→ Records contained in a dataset
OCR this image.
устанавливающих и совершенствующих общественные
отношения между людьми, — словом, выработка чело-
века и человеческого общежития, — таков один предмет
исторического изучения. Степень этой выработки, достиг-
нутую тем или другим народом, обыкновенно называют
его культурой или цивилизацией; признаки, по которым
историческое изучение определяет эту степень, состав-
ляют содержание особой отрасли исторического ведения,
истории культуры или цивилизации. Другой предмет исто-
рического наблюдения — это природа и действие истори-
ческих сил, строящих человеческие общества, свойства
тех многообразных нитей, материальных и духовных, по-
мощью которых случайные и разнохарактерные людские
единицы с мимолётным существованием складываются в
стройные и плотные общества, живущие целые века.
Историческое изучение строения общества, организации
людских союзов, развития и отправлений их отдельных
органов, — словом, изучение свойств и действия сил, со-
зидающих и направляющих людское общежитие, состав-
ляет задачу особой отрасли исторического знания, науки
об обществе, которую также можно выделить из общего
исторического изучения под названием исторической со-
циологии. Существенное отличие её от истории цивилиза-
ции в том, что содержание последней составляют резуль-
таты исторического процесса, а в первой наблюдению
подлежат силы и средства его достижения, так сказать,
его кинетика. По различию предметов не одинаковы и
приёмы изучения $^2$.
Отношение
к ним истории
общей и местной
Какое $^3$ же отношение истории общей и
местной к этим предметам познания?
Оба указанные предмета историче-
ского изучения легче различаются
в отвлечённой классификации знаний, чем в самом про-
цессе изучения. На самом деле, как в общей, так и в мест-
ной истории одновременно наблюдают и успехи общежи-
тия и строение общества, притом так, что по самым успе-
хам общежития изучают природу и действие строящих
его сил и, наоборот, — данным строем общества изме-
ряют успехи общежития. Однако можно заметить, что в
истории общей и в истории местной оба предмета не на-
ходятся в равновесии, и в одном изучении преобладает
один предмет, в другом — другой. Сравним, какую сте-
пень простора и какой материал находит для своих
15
...
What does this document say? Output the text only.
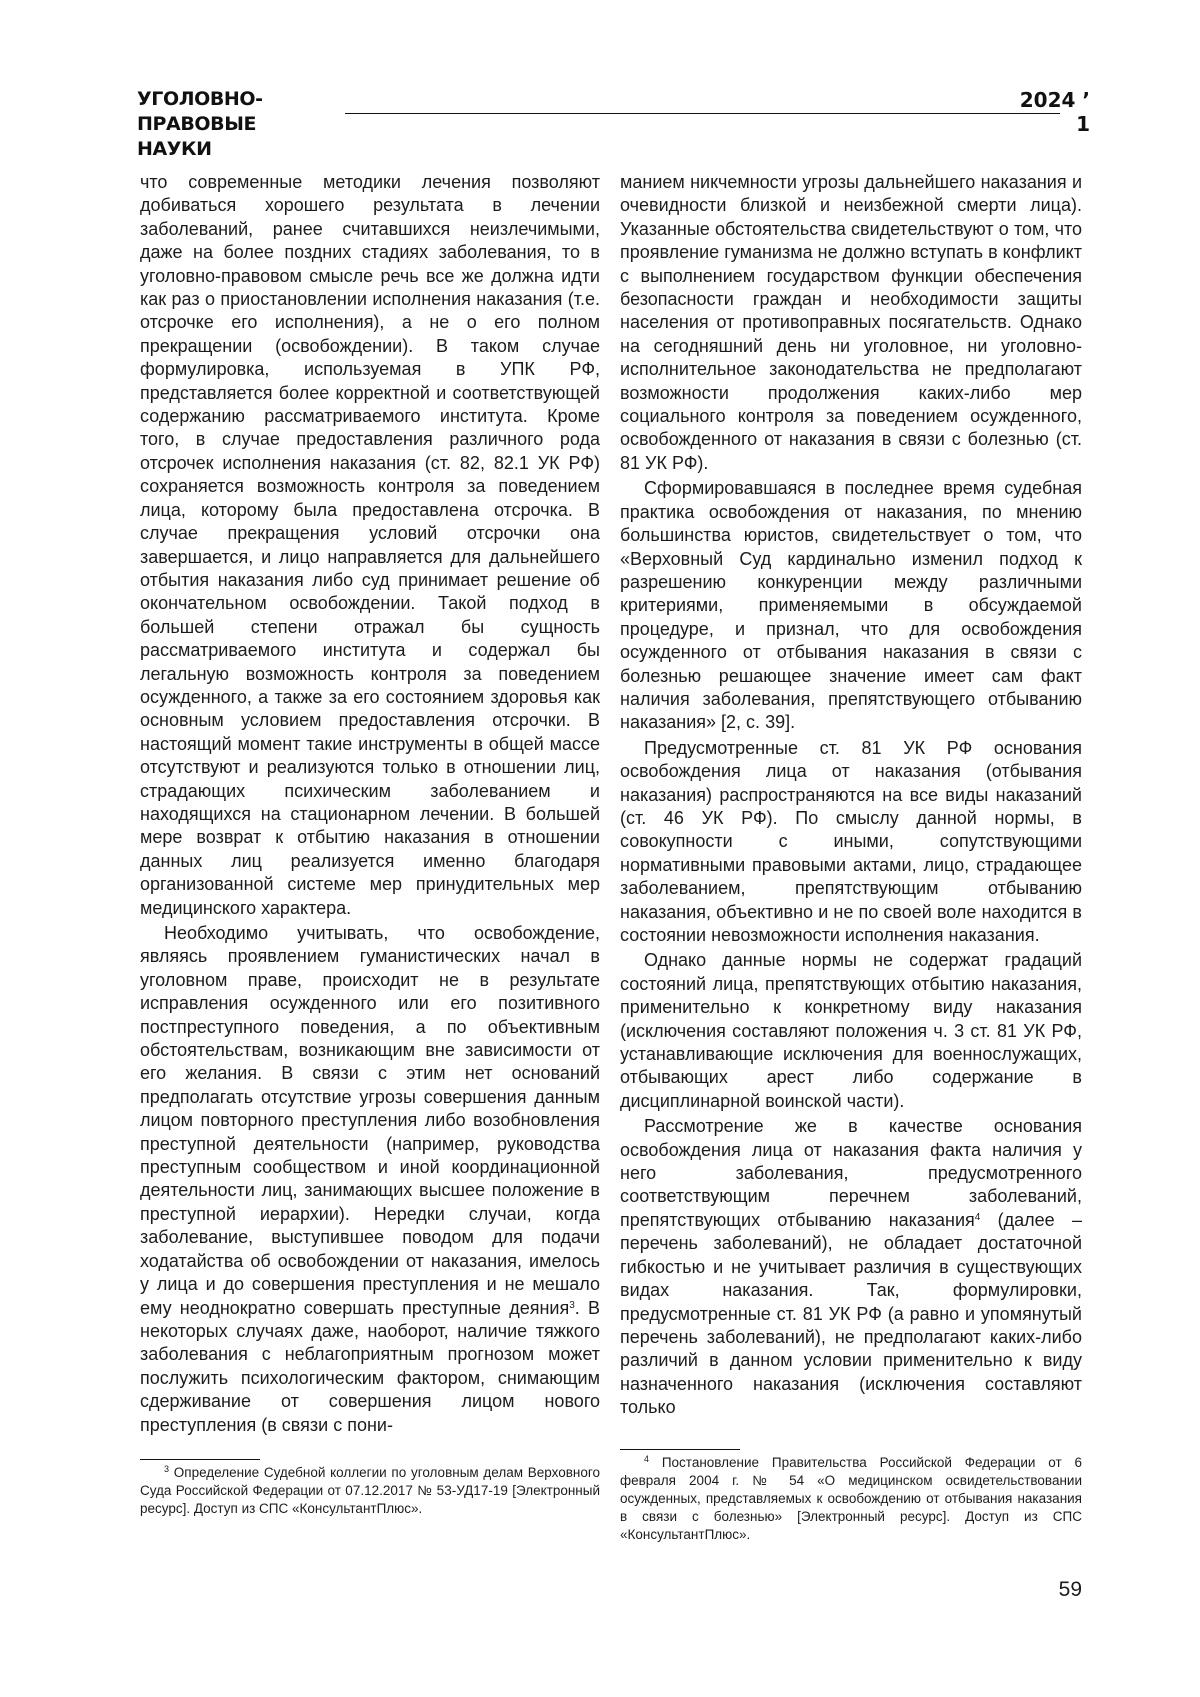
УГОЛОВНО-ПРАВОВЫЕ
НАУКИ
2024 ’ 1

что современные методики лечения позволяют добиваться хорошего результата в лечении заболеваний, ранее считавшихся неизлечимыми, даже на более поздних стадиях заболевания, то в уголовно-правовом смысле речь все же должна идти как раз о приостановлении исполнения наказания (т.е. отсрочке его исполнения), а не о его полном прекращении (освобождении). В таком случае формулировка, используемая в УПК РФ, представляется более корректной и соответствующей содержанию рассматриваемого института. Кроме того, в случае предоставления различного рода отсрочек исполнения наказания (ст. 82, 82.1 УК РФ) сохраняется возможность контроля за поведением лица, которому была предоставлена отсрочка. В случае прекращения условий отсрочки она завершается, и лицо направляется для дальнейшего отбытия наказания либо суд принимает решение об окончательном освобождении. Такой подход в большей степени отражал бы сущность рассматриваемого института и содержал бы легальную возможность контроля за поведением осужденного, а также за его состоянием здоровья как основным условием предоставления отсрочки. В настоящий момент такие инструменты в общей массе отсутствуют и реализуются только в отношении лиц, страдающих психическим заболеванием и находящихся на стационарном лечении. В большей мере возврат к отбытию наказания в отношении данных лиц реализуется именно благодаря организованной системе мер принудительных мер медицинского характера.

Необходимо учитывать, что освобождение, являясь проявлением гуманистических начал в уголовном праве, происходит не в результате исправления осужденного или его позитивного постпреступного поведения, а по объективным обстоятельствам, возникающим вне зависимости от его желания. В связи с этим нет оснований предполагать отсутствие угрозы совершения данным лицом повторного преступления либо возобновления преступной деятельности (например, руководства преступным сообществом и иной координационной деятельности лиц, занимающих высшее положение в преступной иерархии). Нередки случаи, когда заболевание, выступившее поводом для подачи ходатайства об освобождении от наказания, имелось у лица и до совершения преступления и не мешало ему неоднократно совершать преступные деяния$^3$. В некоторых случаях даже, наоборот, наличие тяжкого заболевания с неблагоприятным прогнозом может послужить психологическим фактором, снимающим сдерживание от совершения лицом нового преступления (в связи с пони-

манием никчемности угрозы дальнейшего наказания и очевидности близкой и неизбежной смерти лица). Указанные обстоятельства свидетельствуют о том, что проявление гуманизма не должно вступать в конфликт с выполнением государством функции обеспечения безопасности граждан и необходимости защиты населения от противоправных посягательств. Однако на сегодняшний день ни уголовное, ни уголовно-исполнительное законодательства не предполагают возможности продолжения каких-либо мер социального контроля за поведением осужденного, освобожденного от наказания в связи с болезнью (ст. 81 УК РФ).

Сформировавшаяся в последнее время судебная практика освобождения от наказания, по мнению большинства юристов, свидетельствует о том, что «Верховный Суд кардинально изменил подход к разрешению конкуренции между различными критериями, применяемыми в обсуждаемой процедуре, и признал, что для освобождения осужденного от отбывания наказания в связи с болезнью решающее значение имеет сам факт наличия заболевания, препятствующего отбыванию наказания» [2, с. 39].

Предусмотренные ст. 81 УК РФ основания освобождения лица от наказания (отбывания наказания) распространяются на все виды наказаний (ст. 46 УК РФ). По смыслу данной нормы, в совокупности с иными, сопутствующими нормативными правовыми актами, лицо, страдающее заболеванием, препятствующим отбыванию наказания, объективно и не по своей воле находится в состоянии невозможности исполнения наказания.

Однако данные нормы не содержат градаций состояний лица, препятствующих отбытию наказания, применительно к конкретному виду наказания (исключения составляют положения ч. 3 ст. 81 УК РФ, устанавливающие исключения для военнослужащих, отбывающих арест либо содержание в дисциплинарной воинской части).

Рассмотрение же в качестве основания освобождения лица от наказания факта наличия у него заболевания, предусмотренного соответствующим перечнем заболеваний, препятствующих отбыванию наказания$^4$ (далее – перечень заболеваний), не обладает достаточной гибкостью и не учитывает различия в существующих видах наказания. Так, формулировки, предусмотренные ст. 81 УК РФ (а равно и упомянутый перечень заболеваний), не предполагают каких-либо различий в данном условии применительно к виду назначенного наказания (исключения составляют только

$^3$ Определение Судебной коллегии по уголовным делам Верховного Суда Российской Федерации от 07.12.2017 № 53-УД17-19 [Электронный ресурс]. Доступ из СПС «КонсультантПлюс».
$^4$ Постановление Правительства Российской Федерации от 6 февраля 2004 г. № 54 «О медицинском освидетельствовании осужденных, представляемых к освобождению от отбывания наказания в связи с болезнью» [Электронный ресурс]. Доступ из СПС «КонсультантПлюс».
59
---
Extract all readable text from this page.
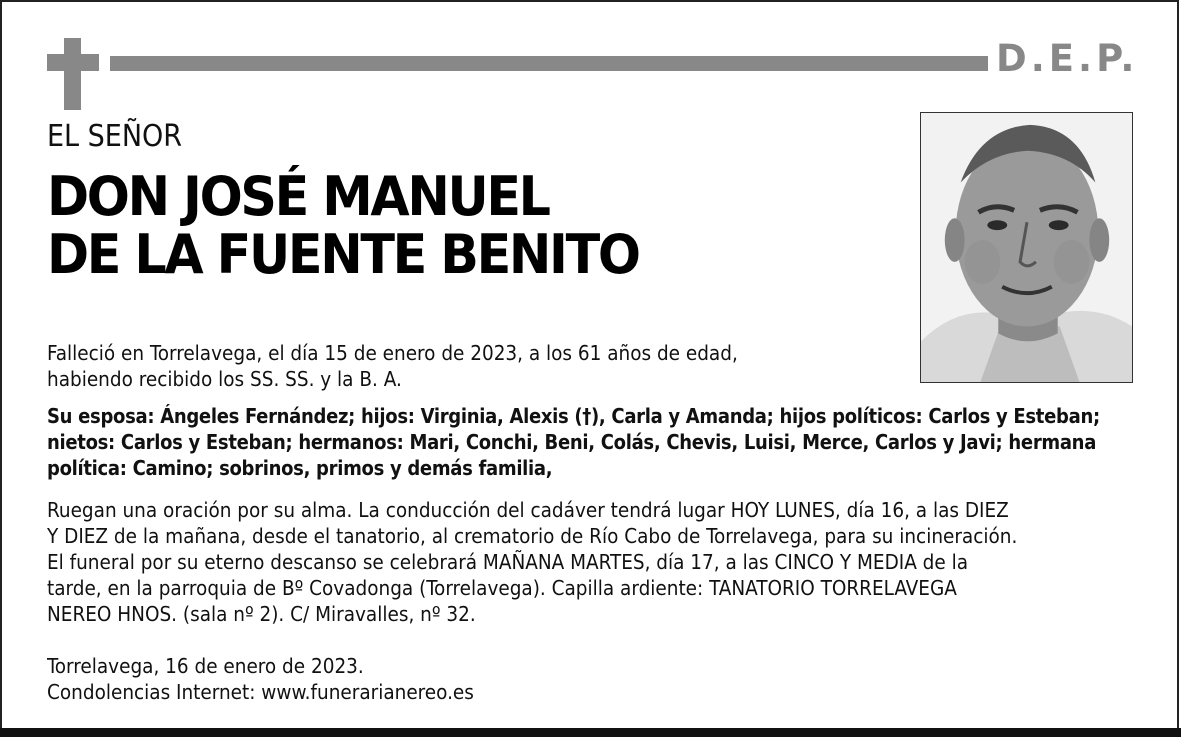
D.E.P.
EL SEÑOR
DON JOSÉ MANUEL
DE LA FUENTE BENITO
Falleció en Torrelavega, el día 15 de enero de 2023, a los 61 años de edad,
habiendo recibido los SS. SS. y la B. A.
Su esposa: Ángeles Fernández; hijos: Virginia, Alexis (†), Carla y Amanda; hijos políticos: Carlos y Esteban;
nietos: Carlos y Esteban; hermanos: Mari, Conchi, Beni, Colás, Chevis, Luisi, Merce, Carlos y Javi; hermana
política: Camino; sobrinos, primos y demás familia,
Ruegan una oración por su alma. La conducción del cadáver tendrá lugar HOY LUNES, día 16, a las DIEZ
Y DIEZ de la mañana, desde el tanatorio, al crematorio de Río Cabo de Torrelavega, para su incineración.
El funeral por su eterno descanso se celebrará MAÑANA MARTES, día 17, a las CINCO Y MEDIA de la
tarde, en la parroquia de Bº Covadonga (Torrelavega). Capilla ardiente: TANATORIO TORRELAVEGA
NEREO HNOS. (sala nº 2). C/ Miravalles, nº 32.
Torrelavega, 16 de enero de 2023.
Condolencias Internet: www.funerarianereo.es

→ The task
Each line with the string "местной" in it needs to be found and copied.

→ Exercise solution
общей и местной
местной к этим предметам познания?
истории общей и в истории местной оба предмета не на-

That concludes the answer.